TO DO
Reproduce the data below word for word, leaving every line unchanged.

Dataset entries
***

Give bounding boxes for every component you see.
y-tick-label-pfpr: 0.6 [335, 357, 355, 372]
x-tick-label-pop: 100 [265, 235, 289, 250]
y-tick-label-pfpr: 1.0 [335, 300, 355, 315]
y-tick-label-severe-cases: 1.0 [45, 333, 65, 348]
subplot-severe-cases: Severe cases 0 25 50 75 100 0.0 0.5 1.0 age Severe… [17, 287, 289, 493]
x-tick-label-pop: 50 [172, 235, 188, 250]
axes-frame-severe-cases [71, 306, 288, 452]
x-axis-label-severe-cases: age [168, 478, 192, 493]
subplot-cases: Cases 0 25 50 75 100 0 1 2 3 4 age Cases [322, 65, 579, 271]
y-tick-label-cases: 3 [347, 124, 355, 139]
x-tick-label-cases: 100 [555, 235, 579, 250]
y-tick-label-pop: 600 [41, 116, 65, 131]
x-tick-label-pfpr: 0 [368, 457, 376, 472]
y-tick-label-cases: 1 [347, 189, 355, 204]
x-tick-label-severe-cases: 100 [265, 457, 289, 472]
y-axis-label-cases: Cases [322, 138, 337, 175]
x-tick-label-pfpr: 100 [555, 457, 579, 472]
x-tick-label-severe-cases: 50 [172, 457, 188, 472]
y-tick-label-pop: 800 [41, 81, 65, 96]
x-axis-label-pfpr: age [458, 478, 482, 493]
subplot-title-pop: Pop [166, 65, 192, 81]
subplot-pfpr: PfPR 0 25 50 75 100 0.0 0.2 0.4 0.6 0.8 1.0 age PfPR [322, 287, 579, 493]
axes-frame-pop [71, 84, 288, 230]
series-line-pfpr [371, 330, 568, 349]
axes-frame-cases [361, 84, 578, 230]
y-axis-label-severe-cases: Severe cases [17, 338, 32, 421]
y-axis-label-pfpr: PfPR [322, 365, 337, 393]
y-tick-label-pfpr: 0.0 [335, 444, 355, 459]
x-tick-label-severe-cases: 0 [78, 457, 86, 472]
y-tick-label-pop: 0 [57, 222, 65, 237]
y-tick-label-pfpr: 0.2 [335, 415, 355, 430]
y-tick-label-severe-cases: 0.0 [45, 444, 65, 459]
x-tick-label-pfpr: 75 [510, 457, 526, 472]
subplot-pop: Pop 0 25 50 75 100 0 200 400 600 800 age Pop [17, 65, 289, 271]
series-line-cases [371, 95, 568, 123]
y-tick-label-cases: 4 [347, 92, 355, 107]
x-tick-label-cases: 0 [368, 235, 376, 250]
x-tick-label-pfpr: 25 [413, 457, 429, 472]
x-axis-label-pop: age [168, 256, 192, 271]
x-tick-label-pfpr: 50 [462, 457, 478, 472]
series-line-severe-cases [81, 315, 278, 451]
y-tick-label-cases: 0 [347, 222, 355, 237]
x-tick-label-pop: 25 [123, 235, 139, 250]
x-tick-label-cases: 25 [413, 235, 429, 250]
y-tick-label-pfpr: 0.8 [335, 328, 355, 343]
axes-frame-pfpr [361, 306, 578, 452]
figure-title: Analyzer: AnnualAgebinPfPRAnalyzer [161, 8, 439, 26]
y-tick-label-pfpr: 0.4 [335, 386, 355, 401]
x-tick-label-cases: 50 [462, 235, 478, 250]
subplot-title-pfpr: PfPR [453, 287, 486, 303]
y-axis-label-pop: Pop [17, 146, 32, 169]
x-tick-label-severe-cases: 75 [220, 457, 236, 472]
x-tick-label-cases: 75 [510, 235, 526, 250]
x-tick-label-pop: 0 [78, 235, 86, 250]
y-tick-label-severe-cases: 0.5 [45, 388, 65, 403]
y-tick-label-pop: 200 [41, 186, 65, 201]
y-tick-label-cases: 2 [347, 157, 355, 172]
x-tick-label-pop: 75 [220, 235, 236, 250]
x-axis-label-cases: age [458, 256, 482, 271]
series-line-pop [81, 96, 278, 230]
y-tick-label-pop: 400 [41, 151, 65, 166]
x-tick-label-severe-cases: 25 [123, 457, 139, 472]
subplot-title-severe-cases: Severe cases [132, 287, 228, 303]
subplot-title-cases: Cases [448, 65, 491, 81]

***

OUTPUT
Give bounding boxes for every component you see.
y-tick-label-pfpr: 0.6 [335, 357, 355, 372]
x-tick-label-pop: 100 [265, 235, 289, 250]
y-tick-label-pfpr: 1.0 [335, 300, 355, 315]
y-tick-label-severe-cases: 1.0 [45, 333, 65, 348]
subplot-severe-cases: Severe cases 0 25 50 75 100 0.0 0.5 1.0 age Severe… [17, 287, 289, 493]
x-tick-label-pop: 50 [172, 235, 188, 250]
axes-frame-severe-cases [71, 306, 288, 452]
x-axis-label-severe-cases: age [168, 478, 192, 493]
subplot-cases: Cases 0 25 50 75 100 0 1 2 3 4 age Cases [322, 65, 579, 271]
y-tick-label-cases: 3 [347, 124, 355, 139]
x-tick-label-cases: 100 [555, 235, 579, 250]
y-tick-label-pop: 600 [41, 116, 65, 131]
x-tick-label-pfpr: 0 [368, 457, 376, 472]
y-tick-label-cases: 1 [347, 189, 355, 204]
x-tick-label-severe-cases: 100 [265, 457, 289, 472]
y-axis-label-cases: Cases [322, 138, 337, 175]
x-tick-label-pfpr: 100 [555, 457, 579, 472]
x-tick-label-severe-cases: 50 [172, 457, 188, 472]
y-tick-label-pop: 800 [41, 81, 65, 96]
x-axis-label-pfpr: age [458, 478, 482, 493]
subplot-title-pop: Pop [166, 65, 192, 81]
subplot-pfpr: PfPR 0 25 50 75 100 0.0 0.2 0.4 0.6 0.8 1.0 age PfPR [322, 287, 579, 493]
axes-frame-pop [71, 84, 288, 230]
series-line-pfpr [371, 330, 568, 349]
axes-frame-cases [361, 84, 578, 230]
y-axis-label-severe-cases: Severe cases [17, 338, 32, 421]
y-axis-label-pfpr: PfPR [322, 365, 337, 393]
y-tick-label-pfpr: 0.0 [335, 444, 355, 459]
x-tick-label-severe-cases: 0 [78, 457, 86, 472]
y-tick-label-pop: 0 [57, 222, 65, 237]
y-tick-label-pfpr: 0.2 [335, 415, 355, 430]
y-tick-label-severe-cases: 0.0 [45, 444, 65, 459]
x-tick-label-pfpr: 75 [510, 457, 526, 472]
subplot-pop: Pop 0 25 50 75 100 0 200 400 600 800 age Pop [17, 65, 289, 271]
series-line-cases [371, 95, 568, 123]
y-tick-label-cases: 4 [347, 92, 355, 107]
x-tick-label-cases: 0 [368, 235, 376, 250]
x-tick-label-pfpr: 25 [413, 457, 429, 472]
x-axis-label-pop: age [168, 256, 192, 271]
x-tick-label-pfpr: 50 [462, 457, 478, 472]
series-line-severe-cases [81, 315, 278, 451]
y-tick-label-cases: 0 [347, 222, 355, 237]
x-tick-label-pop: 25 [123, 235, 139, 250]
x-tick-label-cases: 25 [413, 235, 429, 250]
y-tick-label-pfpr: 0.8 [335, 328, 355, 343]
axes-frame-pfpr [361, 306, 578, 452]
figure-title: Analyzer: AnnualAgebinPfPRAnalyzer [161, 8, 439, 26]
y-tick-label-pfpr: 0.4 [335, 386, 355, 401]
x-tick-label-cases: 50 [462, 235, 478, 250]
subplot-title-pfpr: PfPR [453, 287, 486, 303]
y-axis-label-pop: Pop [17, 146, 32, 169]
x-tick-label-severe-cases: 75 [220, 457, 236, 472]
x-tick-label-cases: 75 [510, 235, 526, 250]
x-tick-label-pop: 0 [78, 235, 86, 250]
y-tick-label-severe-cases: 0.5 [45, 388, 65, 403]
y-tick-label-pop: 200 [41, 186, 65, 201]
y-tick-label-cases: 2 [347, 157, 355, 172]
x-tick-label-pop: 75 [220, 235, 236, 250]
x-axis-label-cases: age [458, 256, 482, 271]
series-line-pop [81, 96, 278, 230]
y-tick-label-pop: 400 [41, 151, 65, 166]
x-tick-label-severe-cases: 25 [123, 457, 139, 472]
subplot-title-severe-cases: Severe cases [132, 287, 228, 303]
subplot-title-cases: Cases [448, 65, 491, 81]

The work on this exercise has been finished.